## BEGIN Stored rows

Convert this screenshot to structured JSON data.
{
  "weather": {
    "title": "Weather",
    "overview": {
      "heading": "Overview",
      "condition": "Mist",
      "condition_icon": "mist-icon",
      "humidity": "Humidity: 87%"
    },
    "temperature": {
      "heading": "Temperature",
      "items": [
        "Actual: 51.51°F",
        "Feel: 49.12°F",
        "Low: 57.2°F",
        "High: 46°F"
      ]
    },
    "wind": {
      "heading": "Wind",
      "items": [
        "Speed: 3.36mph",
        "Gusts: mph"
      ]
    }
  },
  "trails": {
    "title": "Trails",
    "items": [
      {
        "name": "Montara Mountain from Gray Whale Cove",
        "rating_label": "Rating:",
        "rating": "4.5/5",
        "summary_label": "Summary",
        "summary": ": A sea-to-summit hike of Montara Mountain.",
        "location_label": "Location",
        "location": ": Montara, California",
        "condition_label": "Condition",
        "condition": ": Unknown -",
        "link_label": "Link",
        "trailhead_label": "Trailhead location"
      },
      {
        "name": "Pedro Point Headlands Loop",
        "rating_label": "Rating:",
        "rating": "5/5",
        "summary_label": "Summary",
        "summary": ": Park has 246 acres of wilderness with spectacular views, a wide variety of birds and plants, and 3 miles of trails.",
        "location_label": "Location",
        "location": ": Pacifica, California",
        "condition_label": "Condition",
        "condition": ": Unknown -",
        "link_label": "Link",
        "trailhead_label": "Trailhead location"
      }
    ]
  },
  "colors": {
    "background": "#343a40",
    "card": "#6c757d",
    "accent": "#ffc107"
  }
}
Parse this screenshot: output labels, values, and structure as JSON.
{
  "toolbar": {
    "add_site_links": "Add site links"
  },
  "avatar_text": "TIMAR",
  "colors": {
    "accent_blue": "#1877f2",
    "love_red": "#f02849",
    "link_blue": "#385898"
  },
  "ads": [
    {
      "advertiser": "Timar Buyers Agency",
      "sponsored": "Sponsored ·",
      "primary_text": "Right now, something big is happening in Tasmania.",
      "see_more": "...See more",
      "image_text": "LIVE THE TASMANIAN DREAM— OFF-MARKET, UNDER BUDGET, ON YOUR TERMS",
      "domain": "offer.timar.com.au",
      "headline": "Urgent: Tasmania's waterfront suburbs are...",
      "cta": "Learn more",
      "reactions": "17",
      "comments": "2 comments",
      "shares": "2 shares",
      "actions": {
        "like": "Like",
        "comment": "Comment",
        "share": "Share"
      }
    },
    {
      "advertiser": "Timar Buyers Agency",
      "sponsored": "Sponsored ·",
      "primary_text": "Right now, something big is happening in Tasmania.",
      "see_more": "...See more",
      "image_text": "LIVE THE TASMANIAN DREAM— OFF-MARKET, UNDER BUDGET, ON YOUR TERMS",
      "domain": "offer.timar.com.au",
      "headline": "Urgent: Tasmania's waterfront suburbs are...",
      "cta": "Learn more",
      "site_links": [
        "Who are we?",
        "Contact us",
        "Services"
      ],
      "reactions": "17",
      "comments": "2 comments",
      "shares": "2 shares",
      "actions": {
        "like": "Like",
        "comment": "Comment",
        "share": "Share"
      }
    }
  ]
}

## END Stored rows

Copy each line above containing the string "Mountain".

        "name": "Montara Mountain from Gray Whale Cove",
        "summary": ": A sea-to-summit hike of Montara Mountain.",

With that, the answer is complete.